— Start of Provided entries —

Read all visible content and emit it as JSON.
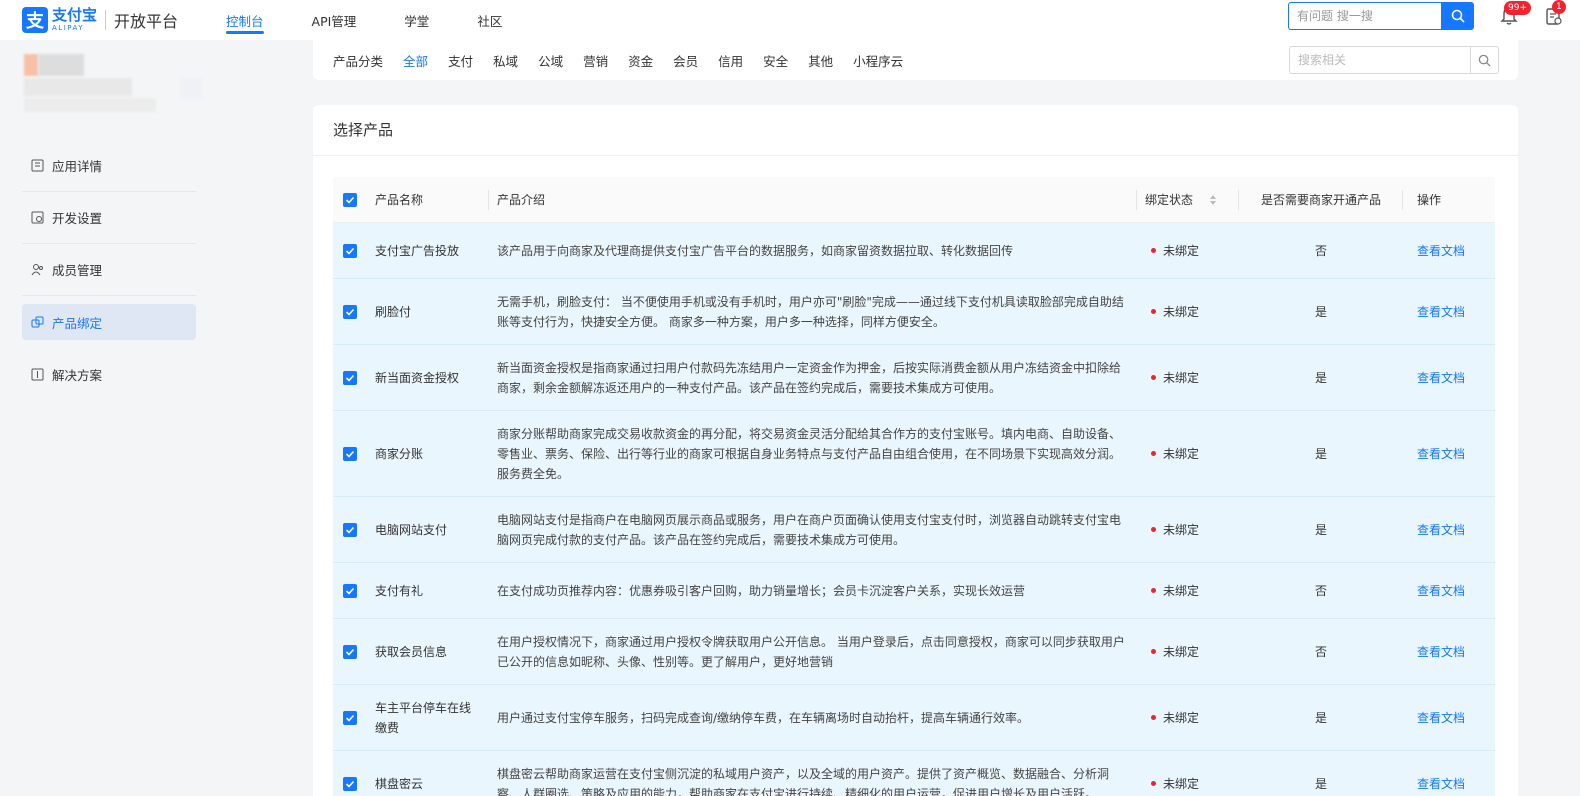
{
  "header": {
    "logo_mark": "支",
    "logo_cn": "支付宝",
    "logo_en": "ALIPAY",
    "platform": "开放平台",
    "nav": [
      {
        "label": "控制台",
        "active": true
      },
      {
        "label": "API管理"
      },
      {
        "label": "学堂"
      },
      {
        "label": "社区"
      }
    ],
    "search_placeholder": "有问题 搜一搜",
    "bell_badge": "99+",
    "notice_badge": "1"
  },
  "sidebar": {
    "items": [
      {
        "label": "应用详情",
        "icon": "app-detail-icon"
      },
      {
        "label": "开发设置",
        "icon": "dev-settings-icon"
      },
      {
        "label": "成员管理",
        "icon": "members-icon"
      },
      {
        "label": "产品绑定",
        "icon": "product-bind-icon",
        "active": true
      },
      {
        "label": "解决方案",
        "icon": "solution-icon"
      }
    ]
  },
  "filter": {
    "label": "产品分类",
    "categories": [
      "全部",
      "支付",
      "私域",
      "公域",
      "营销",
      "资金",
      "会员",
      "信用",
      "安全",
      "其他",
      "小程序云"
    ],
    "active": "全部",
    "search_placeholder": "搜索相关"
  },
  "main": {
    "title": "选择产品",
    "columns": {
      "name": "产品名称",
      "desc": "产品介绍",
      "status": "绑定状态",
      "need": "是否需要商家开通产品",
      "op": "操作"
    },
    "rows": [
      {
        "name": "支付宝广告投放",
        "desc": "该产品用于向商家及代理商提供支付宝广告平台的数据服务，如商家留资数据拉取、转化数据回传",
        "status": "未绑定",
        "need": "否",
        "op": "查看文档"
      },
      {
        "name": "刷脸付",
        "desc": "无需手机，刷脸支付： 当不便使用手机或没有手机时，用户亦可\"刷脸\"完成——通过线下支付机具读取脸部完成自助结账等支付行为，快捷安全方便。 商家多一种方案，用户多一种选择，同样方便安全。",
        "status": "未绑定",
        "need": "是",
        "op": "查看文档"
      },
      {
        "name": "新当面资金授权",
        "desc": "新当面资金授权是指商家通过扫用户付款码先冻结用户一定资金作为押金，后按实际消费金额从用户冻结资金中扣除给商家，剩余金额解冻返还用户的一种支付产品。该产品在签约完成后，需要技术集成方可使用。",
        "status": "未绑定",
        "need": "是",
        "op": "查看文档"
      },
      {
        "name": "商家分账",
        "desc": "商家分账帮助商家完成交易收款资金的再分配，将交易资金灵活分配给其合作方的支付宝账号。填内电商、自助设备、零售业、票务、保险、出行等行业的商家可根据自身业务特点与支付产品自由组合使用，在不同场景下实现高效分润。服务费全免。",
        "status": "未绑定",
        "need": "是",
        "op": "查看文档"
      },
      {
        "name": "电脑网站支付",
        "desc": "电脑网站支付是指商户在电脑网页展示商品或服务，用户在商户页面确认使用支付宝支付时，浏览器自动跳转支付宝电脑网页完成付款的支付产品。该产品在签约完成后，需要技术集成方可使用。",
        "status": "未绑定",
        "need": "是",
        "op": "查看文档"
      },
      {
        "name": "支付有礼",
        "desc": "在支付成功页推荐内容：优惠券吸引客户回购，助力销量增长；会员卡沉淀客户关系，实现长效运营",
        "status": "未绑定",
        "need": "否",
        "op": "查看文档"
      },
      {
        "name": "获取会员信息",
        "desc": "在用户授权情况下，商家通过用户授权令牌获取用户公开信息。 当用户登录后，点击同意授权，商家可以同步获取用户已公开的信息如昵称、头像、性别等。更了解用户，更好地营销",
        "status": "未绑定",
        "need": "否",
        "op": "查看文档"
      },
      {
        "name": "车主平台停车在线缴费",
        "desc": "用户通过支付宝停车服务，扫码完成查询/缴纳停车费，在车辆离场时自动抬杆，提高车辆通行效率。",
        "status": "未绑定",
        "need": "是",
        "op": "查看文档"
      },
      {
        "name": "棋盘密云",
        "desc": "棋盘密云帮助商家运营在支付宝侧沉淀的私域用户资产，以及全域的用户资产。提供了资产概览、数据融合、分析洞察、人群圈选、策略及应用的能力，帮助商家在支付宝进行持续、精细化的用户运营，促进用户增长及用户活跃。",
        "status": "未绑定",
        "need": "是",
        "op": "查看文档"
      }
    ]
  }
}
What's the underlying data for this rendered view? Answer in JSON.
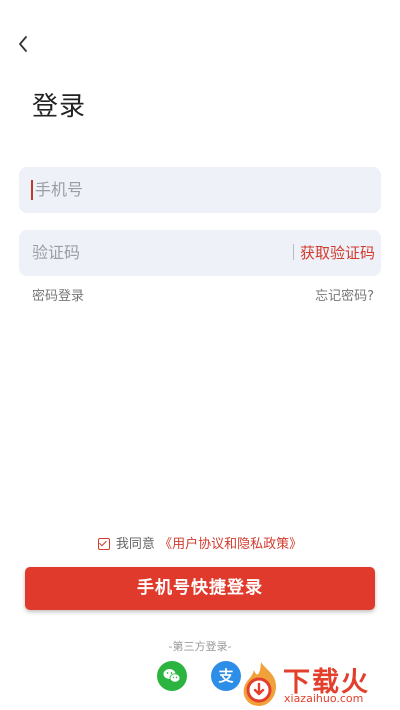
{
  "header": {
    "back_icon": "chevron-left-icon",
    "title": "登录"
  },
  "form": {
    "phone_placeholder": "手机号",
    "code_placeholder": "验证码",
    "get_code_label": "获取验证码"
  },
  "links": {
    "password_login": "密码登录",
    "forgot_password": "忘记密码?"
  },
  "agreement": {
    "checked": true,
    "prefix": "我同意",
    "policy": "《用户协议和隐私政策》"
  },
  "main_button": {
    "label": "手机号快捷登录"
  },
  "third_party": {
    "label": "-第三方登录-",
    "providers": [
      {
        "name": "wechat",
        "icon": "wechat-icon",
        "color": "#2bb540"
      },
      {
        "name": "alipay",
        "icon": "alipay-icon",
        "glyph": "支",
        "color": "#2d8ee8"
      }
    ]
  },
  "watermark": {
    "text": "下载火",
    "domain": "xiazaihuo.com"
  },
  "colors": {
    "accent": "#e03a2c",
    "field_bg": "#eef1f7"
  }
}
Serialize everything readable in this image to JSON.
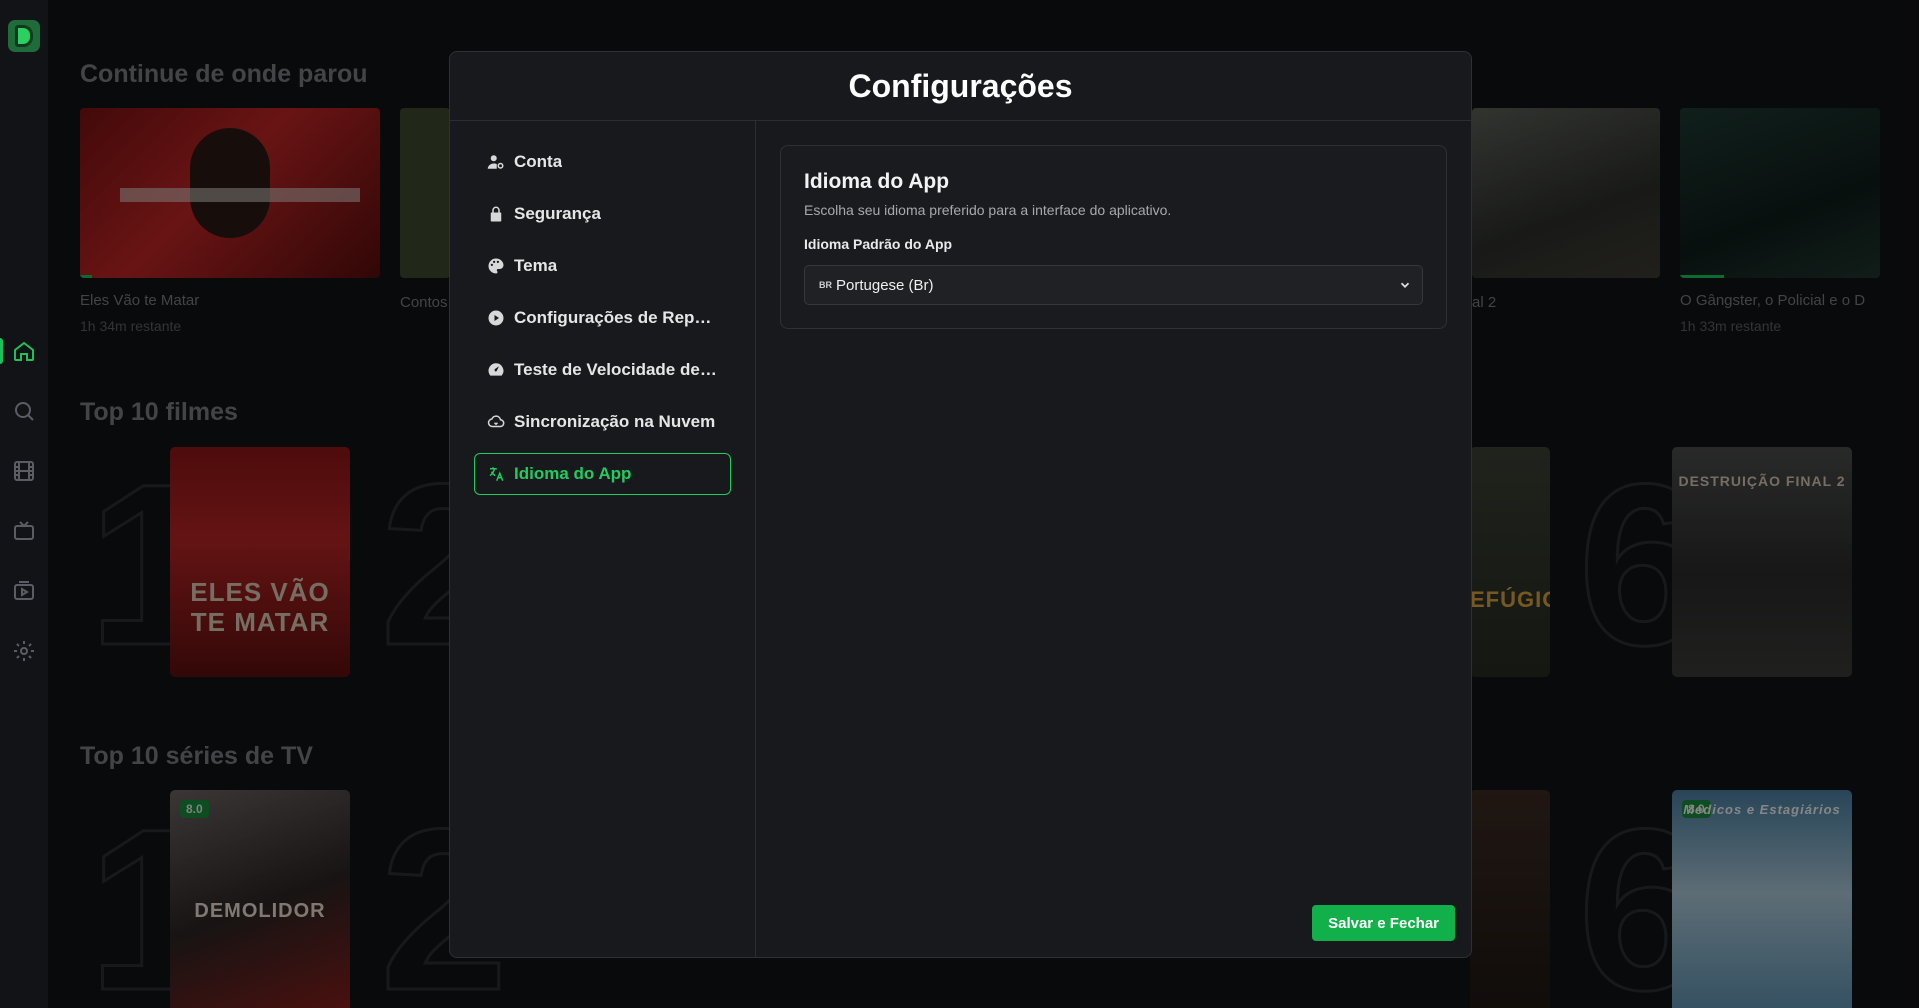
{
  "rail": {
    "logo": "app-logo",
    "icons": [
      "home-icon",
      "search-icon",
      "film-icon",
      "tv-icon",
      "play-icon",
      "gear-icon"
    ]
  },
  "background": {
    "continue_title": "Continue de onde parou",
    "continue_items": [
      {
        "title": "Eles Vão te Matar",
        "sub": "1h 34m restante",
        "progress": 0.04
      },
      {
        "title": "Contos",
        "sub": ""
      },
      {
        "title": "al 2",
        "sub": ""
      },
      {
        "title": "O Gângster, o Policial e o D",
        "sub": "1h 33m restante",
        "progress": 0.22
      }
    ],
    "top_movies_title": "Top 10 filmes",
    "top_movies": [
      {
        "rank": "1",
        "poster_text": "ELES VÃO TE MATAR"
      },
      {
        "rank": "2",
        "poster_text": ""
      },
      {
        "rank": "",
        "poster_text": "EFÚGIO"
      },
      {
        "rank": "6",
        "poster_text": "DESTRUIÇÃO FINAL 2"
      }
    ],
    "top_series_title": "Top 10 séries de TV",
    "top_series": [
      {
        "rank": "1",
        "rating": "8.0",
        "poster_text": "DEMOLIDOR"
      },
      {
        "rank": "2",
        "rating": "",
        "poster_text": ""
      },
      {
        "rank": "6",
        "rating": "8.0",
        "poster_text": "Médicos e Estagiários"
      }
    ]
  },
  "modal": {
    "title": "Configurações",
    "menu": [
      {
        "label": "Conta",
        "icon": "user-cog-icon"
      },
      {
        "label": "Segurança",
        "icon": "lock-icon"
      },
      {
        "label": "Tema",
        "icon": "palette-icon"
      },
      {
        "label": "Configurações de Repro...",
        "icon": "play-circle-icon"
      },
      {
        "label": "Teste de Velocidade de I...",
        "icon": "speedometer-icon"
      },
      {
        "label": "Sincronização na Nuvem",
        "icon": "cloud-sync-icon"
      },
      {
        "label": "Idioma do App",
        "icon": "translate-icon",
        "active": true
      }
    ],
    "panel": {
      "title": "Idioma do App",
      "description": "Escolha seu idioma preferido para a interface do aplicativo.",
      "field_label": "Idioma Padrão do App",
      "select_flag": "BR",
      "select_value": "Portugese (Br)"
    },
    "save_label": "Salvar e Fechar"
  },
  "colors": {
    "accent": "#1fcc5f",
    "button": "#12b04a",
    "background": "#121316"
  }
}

— End of Provided entries —

[Challenge]: Please set down each line of the data above exactly as written, without the pictures.

[Correct response]:
Read all visible content and emit it as JSON.
{
  "header": {
    "logo_mark": "支",
    "logo_cn": "支付宝",
    "logo_en": "ALIPAY",
    "platform": "开放平台",
    "nav": [
      {
        "label": "控制台",
        "active": true
      },
      {
        "label": "API管理"
      },
      {
        "label": "学堂"
      },
      {
        "label": "社区"
      }
    ],
    "search_placeholder": "有问题 搜一搜",
    "bell_badge": "99+",
    "notice_badge": "1"
  },
  "sidebar": {
    "items": [
      {
        "label": "应用详情",
        "icon": "app-detail-icon"
      },
      {
        "label": "开发设置",
        "icon": "dev-settings-icon"
      },
      {
        "label": "成员管理",
        "icon": "members-icon"
      },
      {
        "label": "产品绑定",
        "icon": "product-bind-icon",
        "active": true
      },
      {
        "label": "解决方案",
        "icon": "solution-icon"
      }
    ]
  },
  "filter": {
    "label": "产品分类",
    "categories": [
      "全部",
      "支付",
      "私域",
      "公域",
      "营销",
      "资金",
      "会员",
      "信用",
      "安全",
      "其他",
      "小程序云"
    ],
    "active": "全部",
    "search_placeholder": "搜索相关"
  },
  "main": {
    "title": "选择产品",
    "columns": {
      "name": "产品名称",
      "desc": "产品介绍",
      "status": "绑定状态",
      "need": "是否需要商家开通产品",
      "op": "操作"
    },
    "rows": [
      {
        "name": "支付宝广告投放",
        "desc": "该产品用于向商家及代理商提供支付宝广告平台的数据服务，如商家留资数据拉取、转化数据回传",
        "status": "未绑定",
        "need": "否",
        "op": "查看文档"
      },
      {
        "name": "刷脸付",
        "desc": "无需手机，刷脸支付： 当不便使用手机或没有手机时，用户亦可\"刷脸\"完成——通过线下支付机具读取脸部完成自助结账等支付行为，快捷安全方便。 商家多一种方案，用户多一种选择，同样方便安全。",
        "status": "未绑定",
        "need": "是",
        "op": "查看文档"
      },
      {
        "name": "新当面资金授权",
        "desc": "新当面资金授权是指商家通过扫用户付款码先冻结用户一定资金作为押金，后按实际消费金额从用户冻结资金中扣除给商家，剩余金额解冻返还用户的一种支付产品。该产品在签约完成后，需要技术集成方可使用。",
        "status": "未绑定",
        "need": "是",
        "op": "查看文档"
      },
      {
        "name": "商家分账",
        "desc": "商家分账帮助商家完成交易收款资金的再分配，将交易资金灵活分配给其合作方的支付宝账号。填内电商、自助设备、零售业、票务、保险、出行等行业的商家可根据自身业务特点与支付产品自由组合使用，在不同场景下实现高效分润。服务费全免。",
        "status": "未绑定",
        "need": "是",
        "op": "查看文档"
      },
      {
        "name": "电脑网站支付",
        "desc": "电脑网站支付是指商户在电脑网页展示商品或服务，用户在商户页面确认使用支付宝支付时，浏览器自动跳转支付宝电脑网页完成付款的支付产品。该产品在签约完成后，需要技术集成方可使用。",
        "status": "未绑定",
        "need": "是",
        "op": "查看文档"
      },
      {
        "name": "支付有礼",
        "desc": "在支付成功页推荐内容：优惠券吸引客户回购，助力销量增长；会员卡沉淀客户关系，实现长效运营",
        "status": "未绑定",
        "need": "否",
        "op": "查看文档"
      },
      {
        "name": "获取会员信息",
        "desc": "在用户授权情况下，商家通过用户授权令牌获取用户公开信息。 当用户登录后，点击同意授权，商家可以同步获取用户已公开的信息如昵称、头像、性别等。更了解用户，更好地营销",
        "status": "未绑定",
        "need": "否",
        "op": "查看文档"
      },
      {
        "name": "车主平台停车在线缴费",
        "desc": "用户通过支付宝停车服务，扫码完成查询/缴纳停车费，在车辆离场时自动抬杆，提高车辆通行效率。",
        "status": "未绑定",
        "need": "是",
        "op": "查看文档"
      },
      {
        "name": "棋盘密云",
        "desc": "棋盘密云帮助商家运营在支付宝侧沉淀的私域用户资产，以及全域的用户资产。提供了资产概览、数据融合、分析洞察、人群圈选、策略及应用的能力，帮助商家在支付宝进行持续、精细化的用户运营，促进用户增长及用户活跃。",
        "status": "未绑定",
        "need": "是",
        "op": "查看文档"
      }
    ]
  }
}
What's the underlying data for this rendered view? Answer in JSON.
{
  "header": {
    "back_icon": "chevron-left-icon",
    "title": "登录"
  },
  "form": {
    "phone_placeholder": "手机号",
    "code_placeholder": "验证码",
    "get_code_label": "获取验证码"
  },
  "links": {
    "password_login": "密码登录",
    "forgot_password": "忘记密码?"
  },
  "agreement": {
    "checked": true,
    "prefix": "我同意",
    "policy": "《用户协议和隐私政策》"
  },
  "main_button": {
    "label": "手机号快捷登录"
  },
  "third_party": {
    "label": "-第三方登录-",
    "providers": [
      {
        "name": "wechat",
        "icon": "wechat-icon",
        "color": "#2bb540"
      },
      {
        "name": "alipay",
        "icon": "alipay-icon",
        "glyph": "支",
        "color": "#2d8ee8"
      }
    ]
  },
  "watermark": {
    "text": "下载火",
    "domain": "xiazaihuo.com"
  },
  "colors": {
    "accent": "#e03a2c",
    "field_bg": "#eef1f7"
  }
}
Serialize everything readable in this image to JSON.
{
  "rail": {
    "logo": "app-logo",
    "icons": [
      "home-icon",
      "search-icon",
      "film-icon",
      "tv-icon",
      "play-icon",
      "gear-icon"
    ]
  },
  "background": {
    "continue_title": "Continue de onde parou",
    "continue_items": [
      {
        "title": "Eles Vão te Matar",
        "sub": "1h 34m restante",
        "progress": 0.04
      },
      {
        "title": "Contos",
        "sub": ""
      },
      {
        "title": "al 2",
        "sub": ""
      },
      {
        "title": "O Gângster, o Policial e o D",
        "sub": "1h 33m restante",
        "progress": 0.22
      }
    ],
    "top_movies_title": "Top 10 filmes",
    "top_movies": [
      {
        "rank": "1",
        "poster_text": "ELES VÃO TE MATAR"
      },
      {
        "rank": "2",
        "poster_text": ""
      },
      {
        "rank": "",
        "poster_text": "EFÚGIO"
      },
      {
        "rank": "6",
        "poster_text": "DESTRUIÇÃO FINAL 2"
      }
    ],
    "top_series_title": "Top 10 séries de TV",
    "top_series": [
      {
        "rank": "1",
        "rating": "8.0",
        "poster_text": "DEMOLIDOR"
      },
      {
        "rank": "2",
        "rating": "",
        "poster_text": ""
      },
      {
        "rank": "6",
        "rating": "8.0",
        "poster_text": "Médicos e Estagiários"
      }
    ]
  },
  "modal": {
    "title": "Configurações",
    "menu": [
      {
        "label": "Conta",
        "icon": "user-cog-icon"
      },
      {
        "label": "Segurança",
        "icon": "lock-icon"
      },
      {
        "label": "Tema",
        "icon": "palette-icon"
      },
      {
        "label": "Configurações de Repro...",
        "icon": "play-circle-icon"
      },
      {
        "label": "Teste de Velocidade de I...",
        "icon": "speedometer-icon"
      },
      {
        "label": "Sincronização na Nuvem",
        "icon": "cloud-sync-icon"
      },
      {
        "label": "Idioma do App",
        "icon": "translate-icon",
        "active": true
      }
    ],
    "panel": {
      "title": "Idioma do App",
      "description": "Escolha seu idioma preferido para a interface do aplicativo.",
      "field_label": "Idioma Padrão do App",
      "select_flag": "BR",
      "select_value": "Portugese (Br)"
    },
    "save_label": "Salvar e Fechar"
  },
  "colors": {
    "accent": "#1fcc5f",
    "button": "#12b04a",
    "background": "#121316"
  }
}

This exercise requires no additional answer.